§ **Text under study**

For the wealthiest, still much lower than for many In the middle class. It's about 16% now.

JoePhilly

(27,787 posts)
44. You link doesn't provide a reference to a relevant source.
Fri Jan 4, 2013, 08:45 AM
Jan 2013

You can't site something YOU said a long time ago as the support for what you said now.

Regardless, in that post of yours, you claim, the rich pay about 17% and the middle class pays over 30%.

Try this graph from September 2012 and then you might want to update your numbers.

http://media.talkingpointsmemo.com/slideshow/mitt-romney-taxes?ref=


 

BlueStreak

(8,377 posts)
28. He will only pay more on the small portion of his wealth he decides to not shelter
Thu Jan 3, 2013, 07:03 PM
Jan 2013

Did you read anything about the various schemes he has used over the years to hide income from any taxation whatsoever?

Have you forgotten "Son of boss" schemes?

Have you forgotten the "blocking corporation" abusive shelters?

Have you forgotten the $100,000,000 magic IRA in the Caymans?

And those are just the few little tidbits that slipped out. If we could audit his entire enterprise, we would find that the amount of tax has has paid over the years is way under 5% of his actual income.

unblock

(52,306 posts)
36. i don't disagree, but i maintain that he'll pay more in taxes.
Thu Jan 3, 2013, 08:12 PM
Jan 2013

not remotely his fair share, but at least it will be a higher share than in the past.

 

BlueStreak

(8,377 posts)
39. Possibly, but we're talking the difference between 2% and 3%
Thu Jan 3, 2013, 11:19 PM
Jan 2013

of ACTUAL income.

For this to be put across by all of the collaborators (Obama, Boehner, and everybody else in this little theater production) as if we are "soaking the rich" is preposterous.

Now that they has this little matter of acting like everybody got tough with the rich, they are free to return to the game of killing the programs middle class Americans depend on while making sure all our resources are drained to support the military-industrial-complex and the banksters.

 

Scootaloo

(25,699 posts)

§ **Extracted records**
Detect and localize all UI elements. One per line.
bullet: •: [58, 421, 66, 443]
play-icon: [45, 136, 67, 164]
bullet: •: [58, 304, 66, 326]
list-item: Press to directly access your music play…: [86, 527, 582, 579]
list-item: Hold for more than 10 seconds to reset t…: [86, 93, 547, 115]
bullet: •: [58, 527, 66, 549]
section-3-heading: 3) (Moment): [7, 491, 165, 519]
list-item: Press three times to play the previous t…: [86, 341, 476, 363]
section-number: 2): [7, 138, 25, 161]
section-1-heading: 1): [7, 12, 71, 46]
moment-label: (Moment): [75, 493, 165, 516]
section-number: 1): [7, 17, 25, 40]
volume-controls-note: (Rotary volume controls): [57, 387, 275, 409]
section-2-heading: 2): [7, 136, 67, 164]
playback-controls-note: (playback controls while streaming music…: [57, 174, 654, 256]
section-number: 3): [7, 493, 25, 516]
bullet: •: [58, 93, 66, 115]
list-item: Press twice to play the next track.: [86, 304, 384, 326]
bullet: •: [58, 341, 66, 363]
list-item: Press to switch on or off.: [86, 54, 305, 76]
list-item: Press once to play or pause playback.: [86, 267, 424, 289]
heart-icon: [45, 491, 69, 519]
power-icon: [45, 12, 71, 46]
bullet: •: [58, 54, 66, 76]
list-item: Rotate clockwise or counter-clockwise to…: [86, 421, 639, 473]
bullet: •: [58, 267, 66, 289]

§ **Exercise requirements**
1. In the forum thread on tax rates, translate this sentence into Spanish: "Try this graph from September 2012 and then you might want to update your numbers."
2. Write out the part of the forum thread on tax rates starting at "Have you forgotten the $100,000,000" and ending at "in the past.".

§ **Responses**
1. Prueba con esta gráfica de septiembre de 2012 y luego quizá quieras actualizar tus cifras.

2.
Have you forgotten the $100,000,000 magic IRA in the Caymans?

And those are just the few little tidbits that slipped out. If we could audit his entire enterprise, we would find that the amount of tax has has paid over the years is way under 5% of his actual income.

unblock

(52,306 posts)
36. i don't disagree, but i maintain that he'll pay more in taxes.
Thu Jan 3, 2013, 08:12 PM
Jan 2013

not remotely his fair share, but at least it will be a higher share than in the past.